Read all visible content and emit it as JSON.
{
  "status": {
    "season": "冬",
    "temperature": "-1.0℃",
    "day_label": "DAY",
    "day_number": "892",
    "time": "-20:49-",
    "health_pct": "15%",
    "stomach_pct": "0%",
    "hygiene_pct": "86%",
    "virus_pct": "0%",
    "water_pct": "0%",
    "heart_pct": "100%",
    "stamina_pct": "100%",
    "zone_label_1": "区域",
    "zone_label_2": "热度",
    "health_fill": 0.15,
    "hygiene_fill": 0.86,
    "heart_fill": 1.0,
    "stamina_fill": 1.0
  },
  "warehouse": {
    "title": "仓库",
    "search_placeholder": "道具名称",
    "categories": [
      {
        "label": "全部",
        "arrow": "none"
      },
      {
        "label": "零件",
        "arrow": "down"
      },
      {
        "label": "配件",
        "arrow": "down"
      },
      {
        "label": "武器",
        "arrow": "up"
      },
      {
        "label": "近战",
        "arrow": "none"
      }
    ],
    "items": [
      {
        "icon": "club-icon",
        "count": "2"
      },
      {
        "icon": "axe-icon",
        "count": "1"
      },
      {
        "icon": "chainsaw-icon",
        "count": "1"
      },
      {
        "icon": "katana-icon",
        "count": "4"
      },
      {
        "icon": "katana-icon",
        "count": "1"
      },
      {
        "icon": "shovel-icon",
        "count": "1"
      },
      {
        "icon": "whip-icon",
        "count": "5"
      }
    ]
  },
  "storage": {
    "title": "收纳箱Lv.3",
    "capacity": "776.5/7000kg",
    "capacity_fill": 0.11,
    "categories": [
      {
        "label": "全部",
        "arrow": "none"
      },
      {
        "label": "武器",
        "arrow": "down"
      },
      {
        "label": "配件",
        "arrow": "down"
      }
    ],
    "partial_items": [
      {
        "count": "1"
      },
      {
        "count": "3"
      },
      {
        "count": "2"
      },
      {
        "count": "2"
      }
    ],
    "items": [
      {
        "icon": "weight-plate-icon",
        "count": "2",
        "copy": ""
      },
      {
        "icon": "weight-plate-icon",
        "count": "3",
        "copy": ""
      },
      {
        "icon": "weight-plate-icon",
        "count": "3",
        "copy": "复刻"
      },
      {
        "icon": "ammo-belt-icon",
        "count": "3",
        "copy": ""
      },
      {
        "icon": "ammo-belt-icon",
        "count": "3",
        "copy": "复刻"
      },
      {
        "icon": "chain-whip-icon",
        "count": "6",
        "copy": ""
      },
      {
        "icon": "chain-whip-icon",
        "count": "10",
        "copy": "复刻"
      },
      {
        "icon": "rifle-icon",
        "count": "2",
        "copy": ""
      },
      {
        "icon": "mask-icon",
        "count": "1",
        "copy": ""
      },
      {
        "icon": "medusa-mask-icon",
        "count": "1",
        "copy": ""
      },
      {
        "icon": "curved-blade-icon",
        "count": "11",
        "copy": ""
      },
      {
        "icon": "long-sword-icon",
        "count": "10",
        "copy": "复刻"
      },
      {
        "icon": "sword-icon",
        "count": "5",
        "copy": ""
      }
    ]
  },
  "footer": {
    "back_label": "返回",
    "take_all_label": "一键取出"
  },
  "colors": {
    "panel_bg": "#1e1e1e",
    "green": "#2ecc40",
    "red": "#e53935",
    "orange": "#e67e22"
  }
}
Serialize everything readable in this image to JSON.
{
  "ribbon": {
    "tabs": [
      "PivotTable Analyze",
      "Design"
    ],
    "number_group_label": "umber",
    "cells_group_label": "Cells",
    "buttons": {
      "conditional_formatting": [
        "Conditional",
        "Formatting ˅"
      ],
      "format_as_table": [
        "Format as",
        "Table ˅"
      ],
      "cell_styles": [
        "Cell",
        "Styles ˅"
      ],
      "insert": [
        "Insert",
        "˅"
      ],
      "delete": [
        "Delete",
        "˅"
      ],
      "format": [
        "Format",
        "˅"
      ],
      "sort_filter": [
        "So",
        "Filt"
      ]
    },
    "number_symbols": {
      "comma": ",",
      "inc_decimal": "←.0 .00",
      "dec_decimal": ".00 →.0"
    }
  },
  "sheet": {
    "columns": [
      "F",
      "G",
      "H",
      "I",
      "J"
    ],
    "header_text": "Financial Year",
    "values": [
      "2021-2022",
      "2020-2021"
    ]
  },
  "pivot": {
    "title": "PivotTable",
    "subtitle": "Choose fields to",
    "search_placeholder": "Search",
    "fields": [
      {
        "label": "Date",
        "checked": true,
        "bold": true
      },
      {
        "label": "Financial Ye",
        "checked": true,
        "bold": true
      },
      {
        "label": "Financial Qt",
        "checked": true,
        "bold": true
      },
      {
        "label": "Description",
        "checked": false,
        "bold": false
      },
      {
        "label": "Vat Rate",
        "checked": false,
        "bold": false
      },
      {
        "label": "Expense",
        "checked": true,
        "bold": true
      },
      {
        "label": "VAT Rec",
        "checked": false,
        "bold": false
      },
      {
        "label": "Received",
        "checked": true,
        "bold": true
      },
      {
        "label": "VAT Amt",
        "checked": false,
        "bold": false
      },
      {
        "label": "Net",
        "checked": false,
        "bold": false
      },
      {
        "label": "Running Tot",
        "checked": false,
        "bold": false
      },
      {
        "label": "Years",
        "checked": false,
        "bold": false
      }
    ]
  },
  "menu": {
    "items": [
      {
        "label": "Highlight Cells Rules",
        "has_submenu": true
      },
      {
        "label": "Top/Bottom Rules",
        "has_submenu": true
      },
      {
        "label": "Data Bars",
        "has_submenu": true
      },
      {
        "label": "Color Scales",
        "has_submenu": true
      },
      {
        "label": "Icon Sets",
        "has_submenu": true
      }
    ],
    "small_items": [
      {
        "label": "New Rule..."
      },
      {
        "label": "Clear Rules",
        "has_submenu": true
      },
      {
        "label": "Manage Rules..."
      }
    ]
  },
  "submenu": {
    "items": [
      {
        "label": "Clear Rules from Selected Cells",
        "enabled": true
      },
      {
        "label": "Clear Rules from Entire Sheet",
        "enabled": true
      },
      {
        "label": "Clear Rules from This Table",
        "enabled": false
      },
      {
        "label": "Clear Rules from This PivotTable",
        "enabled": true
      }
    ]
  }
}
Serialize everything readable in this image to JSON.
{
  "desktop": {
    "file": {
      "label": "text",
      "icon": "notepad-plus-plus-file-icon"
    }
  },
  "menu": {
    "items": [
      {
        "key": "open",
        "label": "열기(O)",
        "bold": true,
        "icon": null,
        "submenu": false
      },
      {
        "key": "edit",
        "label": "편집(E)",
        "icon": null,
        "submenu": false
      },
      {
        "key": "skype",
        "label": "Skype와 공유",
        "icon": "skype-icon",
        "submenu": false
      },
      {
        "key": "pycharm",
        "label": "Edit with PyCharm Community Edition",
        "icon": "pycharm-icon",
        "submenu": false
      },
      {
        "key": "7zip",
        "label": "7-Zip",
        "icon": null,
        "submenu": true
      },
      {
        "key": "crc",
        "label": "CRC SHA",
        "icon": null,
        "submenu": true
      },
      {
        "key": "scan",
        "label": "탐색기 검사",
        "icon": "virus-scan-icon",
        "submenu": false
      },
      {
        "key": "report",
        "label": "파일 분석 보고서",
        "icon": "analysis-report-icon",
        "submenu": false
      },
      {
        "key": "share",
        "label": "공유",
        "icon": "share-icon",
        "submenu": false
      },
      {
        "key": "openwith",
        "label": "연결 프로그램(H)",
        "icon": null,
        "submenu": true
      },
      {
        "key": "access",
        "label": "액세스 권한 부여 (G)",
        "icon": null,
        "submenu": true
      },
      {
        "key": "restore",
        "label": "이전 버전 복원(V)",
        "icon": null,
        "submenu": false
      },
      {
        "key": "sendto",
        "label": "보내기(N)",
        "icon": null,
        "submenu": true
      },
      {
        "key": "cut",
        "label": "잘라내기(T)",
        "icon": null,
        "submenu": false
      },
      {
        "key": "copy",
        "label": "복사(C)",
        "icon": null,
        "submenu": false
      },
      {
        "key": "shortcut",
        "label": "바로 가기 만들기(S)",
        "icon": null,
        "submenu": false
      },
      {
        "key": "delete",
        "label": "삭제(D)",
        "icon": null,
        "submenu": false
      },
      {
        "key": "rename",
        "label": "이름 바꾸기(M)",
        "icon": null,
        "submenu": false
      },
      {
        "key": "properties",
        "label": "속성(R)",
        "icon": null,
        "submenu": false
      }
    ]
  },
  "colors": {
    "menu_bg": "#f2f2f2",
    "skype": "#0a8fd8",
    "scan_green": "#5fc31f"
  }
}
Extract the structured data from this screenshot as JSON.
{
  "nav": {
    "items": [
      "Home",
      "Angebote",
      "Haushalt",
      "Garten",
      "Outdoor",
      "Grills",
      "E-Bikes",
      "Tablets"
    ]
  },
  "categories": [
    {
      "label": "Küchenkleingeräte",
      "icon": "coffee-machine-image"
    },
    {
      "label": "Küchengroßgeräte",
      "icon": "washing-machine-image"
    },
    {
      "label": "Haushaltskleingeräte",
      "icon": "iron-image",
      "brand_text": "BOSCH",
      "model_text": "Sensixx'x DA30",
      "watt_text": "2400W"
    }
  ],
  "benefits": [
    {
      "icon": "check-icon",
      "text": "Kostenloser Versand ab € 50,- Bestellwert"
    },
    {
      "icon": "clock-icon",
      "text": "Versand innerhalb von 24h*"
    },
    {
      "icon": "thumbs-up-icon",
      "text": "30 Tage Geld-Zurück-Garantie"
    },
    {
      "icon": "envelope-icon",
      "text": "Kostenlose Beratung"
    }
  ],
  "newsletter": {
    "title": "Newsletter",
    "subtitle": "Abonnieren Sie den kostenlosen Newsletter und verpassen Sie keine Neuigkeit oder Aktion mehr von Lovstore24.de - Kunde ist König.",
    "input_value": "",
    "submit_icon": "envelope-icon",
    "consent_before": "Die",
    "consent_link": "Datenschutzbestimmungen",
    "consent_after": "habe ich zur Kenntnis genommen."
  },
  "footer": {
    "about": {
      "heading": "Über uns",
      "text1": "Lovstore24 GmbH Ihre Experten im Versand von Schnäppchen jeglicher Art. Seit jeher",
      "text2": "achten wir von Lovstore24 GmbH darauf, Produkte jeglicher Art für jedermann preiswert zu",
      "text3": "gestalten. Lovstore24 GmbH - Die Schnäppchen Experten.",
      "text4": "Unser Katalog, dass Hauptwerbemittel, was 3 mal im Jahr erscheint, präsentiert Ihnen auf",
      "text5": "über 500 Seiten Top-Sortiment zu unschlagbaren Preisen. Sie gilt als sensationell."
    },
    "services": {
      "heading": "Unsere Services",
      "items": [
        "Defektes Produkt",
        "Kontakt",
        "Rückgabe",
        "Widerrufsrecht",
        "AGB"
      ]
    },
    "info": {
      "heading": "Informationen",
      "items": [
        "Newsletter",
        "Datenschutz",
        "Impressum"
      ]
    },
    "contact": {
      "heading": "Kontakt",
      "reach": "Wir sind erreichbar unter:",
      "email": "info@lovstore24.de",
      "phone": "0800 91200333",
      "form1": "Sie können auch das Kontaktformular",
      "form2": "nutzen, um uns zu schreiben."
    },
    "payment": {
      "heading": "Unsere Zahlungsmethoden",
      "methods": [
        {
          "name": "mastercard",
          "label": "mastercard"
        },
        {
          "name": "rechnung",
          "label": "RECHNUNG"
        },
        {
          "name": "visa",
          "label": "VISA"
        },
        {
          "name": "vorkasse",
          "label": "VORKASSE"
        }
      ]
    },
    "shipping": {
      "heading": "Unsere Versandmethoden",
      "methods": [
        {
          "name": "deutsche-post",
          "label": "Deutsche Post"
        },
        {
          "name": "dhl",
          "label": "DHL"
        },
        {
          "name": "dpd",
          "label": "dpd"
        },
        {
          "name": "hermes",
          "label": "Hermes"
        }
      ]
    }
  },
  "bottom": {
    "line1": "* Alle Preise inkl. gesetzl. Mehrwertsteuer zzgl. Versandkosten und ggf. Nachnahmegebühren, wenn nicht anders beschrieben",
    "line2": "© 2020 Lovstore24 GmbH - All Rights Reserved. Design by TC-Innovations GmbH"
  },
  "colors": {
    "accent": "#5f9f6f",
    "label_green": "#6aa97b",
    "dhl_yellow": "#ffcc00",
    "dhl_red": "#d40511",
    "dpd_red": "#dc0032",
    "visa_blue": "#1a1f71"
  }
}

::::

When a line in the material above holds the word "mask", copy that line.

- [Result]
        "icon": "mask-icon",
        "icon": "medusa-mask-icon",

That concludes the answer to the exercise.